Read through the data and report every line in which the word "document" occurs.

## Task data
★ ★ ★ ★ ★ ★ ★
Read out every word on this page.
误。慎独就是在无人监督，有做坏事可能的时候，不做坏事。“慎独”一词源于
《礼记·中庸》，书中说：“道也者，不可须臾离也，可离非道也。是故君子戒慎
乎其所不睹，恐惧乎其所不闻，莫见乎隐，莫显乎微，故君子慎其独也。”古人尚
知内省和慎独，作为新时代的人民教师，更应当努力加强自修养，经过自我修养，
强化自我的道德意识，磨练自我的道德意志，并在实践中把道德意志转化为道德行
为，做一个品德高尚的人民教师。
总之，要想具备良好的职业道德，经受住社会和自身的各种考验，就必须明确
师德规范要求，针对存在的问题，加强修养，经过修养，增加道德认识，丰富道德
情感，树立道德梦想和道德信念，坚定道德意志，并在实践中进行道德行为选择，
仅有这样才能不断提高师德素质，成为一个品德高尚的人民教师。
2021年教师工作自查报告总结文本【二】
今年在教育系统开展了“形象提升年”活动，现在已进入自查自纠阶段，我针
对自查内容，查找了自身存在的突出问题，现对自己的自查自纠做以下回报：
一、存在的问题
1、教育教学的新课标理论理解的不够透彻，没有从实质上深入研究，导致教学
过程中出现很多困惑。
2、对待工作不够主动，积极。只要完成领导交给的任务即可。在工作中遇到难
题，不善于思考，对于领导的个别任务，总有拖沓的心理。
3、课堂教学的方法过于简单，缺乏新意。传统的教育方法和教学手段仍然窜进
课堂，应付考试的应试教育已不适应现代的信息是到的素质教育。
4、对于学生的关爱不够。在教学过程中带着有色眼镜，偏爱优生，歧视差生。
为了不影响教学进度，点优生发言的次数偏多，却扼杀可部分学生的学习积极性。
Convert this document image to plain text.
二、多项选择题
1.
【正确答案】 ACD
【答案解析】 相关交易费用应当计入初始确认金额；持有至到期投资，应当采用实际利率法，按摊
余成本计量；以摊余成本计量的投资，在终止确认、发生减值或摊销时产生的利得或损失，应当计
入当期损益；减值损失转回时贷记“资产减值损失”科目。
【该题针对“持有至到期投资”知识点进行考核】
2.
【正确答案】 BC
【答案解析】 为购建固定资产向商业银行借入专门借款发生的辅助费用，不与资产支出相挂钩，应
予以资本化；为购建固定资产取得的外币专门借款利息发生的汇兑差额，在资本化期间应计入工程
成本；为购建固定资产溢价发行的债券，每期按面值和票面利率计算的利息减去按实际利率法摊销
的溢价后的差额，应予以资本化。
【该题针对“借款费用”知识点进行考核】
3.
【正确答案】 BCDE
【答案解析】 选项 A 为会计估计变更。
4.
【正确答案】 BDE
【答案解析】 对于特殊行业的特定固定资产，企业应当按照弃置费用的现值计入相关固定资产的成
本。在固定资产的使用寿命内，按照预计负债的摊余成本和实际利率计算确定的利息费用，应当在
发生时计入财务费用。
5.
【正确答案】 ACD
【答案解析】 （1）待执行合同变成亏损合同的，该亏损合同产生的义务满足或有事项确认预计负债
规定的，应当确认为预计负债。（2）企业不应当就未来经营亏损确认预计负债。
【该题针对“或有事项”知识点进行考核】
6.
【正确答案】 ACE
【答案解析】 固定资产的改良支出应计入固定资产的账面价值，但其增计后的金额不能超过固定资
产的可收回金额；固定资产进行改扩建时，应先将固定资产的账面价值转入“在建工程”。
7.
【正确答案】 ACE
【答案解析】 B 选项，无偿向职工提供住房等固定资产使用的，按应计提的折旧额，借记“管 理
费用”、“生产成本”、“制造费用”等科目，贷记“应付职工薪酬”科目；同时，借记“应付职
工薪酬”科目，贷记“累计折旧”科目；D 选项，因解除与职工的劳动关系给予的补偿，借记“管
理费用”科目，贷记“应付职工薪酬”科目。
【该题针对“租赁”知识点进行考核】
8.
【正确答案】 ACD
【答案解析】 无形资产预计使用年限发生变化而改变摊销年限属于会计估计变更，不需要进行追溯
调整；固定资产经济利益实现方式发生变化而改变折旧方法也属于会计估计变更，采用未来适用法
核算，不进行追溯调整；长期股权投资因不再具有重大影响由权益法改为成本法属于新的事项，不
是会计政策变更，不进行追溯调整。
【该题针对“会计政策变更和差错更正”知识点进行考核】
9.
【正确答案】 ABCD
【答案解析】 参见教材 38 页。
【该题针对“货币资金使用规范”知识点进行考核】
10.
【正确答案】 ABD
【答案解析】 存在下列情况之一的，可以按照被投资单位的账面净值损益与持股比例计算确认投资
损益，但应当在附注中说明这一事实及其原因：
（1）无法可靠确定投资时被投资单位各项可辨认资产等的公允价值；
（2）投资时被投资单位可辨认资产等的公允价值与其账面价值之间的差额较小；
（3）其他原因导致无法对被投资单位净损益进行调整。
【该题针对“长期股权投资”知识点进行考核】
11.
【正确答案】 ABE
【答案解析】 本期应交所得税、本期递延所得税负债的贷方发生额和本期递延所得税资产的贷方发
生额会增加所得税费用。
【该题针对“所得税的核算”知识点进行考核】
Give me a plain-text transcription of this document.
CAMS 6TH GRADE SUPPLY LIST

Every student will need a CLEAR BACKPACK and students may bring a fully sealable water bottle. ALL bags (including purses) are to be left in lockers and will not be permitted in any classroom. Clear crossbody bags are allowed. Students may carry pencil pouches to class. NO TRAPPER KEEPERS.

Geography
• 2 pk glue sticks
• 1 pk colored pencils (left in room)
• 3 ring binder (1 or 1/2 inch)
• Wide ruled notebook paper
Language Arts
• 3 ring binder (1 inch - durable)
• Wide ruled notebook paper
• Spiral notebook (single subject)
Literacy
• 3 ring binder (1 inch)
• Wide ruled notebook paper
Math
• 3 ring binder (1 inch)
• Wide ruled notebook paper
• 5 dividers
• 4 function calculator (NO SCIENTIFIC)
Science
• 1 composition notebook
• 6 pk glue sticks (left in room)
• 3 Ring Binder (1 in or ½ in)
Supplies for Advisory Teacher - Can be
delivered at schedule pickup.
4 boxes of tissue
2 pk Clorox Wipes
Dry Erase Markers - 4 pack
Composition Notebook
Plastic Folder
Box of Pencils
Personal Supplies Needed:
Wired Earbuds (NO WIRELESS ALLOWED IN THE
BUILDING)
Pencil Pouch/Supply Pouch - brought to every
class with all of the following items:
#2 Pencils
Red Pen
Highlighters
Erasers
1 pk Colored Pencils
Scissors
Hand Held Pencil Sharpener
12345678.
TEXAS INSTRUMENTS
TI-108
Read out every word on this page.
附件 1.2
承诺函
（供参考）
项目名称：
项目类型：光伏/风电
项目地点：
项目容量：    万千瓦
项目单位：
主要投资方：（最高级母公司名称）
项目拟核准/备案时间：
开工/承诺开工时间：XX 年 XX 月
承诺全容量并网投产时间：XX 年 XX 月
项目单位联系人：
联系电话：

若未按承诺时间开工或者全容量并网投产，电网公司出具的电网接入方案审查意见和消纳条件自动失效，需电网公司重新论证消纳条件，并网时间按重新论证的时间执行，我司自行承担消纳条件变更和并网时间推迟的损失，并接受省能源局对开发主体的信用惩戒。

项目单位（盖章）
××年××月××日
★ ★ ★ ★ ★ ★ ★
## Reply to the exercise
Convert this document image to plain text.
Give me a plain-text transcription of this document.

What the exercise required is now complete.